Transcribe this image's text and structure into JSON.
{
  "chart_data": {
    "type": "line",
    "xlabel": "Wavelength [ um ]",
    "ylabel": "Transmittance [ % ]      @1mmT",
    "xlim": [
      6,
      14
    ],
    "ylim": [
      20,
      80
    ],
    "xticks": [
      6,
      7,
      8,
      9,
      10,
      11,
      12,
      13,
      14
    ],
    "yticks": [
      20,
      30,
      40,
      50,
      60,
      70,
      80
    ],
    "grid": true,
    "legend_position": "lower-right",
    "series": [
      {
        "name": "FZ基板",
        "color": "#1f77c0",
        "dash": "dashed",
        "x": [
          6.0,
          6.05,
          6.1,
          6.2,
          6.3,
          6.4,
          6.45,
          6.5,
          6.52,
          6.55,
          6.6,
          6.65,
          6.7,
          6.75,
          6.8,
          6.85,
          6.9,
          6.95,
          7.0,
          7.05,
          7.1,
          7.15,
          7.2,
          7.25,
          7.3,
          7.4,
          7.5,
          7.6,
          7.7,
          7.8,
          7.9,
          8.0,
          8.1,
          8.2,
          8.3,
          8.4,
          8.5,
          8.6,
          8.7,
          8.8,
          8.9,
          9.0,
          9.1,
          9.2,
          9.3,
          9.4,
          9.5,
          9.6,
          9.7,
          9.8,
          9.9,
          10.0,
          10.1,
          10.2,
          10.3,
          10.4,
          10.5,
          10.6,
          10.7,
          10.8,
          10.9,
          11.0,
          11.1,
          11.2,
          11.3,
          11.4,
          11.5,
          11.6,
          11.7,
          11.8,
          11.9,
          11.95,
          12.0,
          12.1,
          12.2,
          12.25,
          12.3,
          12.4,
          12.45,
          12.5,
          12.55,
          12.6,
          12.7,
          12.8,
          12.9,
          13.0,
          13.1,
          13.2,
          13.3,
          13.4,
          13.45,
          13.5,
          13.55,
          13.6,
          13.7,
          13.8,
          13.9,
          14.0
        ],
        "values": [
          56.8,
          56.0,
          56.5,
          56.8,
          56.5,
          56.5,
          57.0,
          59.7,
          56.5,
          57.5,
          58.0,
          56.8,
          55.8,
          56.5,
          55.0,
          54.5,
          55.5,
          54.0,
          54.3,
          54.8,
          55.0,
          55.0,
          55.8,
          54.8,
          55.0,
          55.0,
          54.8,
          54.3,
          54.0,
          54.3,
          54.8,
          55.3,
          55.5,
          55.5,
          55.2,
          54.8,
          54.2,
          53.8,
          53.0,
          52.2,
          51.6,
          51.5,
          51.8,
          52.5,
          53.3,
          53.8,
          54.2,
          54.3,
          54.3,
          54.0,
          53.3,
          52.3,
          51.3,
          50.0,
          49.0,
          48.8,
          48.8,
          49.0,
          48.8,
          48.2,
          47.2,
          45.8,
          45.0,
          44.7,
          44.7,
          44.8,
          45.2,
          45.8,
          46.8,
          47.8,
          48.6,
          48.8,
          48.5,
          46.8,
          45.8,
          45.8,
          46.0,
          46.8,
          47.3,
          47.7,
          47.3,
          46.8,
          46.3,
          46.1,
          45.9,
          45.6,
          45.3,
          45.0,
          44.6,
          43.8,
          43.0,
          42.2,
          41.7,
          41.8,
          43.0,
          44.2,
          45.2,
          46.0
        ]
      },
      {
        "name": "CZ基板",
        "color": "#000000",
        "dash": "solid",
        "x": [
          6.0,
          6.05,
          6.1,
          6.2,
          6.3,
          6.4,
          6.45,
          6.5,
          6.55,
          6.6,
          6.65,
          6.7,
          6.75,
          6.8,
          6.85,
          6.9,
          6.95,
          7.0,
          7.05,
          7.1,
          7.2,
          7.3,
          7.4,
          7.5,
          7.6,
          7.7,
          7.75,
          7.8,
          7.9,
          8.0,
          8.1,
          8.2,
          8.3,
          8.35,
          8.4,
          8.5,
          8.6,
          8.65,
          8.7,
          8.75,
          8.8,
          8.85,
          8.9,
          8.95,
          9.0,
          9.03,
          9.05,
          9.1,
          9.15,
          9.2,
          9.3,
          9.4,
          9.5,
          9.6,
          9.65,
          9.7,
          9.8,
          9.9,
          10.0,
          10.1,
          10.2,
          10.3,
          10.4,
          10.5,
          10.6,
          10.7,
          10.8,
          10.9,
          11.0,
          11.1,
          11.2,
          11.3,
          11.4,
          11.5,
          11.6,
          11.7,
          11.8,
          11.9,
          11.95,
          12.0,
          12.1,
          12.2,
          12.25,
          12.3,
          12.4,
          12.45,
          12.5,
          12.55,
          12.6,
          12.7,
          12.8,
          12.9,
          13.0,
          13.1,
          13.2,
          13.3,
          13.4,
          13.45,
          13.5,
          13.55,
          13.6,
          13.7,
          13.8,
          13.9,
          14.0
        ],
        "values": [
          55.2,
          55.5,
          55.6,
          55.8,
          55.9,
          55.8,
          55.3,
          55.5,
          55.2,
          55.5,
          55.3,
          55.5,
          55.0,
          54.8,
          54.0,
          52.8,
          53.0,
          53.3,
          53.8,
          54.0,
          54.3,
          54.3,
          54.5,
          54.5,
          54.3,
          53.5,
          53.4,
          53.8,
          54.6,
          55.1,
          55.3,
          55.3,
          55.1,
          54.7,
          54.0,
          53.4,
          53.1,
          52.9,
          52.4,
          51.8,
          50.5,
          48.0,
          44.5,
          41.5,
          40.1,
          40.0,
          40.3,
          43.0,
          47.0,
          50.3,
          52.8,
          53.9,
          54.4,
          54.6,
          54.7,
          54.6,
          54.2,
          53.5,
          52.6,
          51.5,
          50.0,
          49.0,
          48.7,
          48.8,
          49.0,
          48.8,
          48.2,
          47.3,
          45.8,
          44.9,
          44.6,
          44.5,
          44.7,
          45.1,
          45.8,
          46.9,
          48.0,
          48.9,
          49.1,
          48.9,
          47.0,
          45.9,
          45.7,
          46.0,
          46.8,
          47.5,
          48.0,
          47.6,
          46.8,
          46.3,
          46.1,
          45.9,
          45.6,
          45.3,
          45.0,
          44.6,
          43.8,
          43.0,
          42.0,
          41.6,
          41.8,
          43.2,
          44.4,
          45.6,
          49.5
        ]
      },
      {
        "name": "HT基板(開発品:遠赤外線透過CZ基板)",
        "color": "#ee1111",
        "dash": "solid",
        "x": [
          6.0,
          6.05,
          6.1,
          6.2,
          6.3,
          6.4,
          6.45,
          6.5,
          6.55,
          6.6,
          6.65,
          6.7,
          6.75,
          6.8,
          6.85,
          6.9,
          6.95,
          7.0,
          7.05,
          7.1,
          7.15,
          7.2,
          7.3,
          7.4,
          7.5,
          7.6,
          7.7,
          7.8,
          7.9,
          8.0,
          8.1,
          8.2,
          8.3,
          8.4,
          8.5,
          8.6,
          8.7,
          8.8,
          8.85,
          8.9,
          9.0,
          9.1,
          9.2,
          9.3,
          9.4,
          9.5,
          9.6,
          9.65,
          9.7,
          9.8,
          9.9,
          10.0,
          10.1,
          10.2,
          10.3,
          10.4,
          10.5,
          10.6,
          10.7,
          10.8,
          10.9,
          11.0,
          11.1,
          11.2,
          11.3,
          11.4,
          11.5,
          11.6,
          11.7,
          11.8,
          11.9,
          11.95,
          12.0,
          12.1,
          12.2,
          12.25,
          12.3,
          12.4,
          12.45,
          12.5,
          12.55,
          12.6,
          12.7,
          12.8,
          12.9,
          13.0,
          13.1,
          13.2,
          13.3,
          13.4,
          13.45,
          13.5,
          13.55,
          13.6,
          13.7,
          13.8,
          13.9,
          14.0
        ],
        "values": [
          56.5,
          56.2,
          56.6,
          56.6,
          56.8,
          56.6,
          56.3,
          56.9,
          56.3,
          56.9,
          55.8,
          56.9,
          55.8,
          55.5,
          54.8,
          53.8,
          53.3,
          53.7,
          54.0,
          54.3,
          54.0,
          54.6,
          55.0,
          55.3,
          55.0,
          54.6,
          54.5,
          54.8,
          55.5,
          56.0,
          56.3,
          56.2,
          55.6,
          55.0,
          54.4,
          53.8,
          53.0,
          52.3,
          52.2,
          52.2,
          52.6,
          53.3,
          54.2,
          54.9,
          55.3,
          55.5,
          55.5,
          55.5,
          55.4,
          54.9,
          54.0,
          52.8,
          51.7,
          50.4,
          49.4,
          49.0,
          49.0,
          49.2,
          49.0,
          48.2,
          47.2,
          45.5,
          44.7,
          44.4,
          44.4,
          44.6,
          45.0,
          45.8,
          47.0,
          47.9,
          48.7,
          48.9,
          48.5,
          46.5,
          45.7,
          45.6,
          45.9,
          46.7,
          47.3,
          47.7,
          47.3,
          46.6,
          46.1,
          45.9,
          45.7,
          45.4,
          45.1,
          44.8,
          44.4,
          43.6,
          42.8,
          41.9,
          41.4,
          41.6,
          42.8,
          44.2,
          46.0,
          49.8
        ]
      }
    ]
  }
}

§ §

-- EXERCISE TASK --
Search the entries for "color" and copy out each line that has it.

-- EXPECTED OUTPUT --
        "color": "#1f77c0",
        "color": "#000000",
        "color": "#ee1111",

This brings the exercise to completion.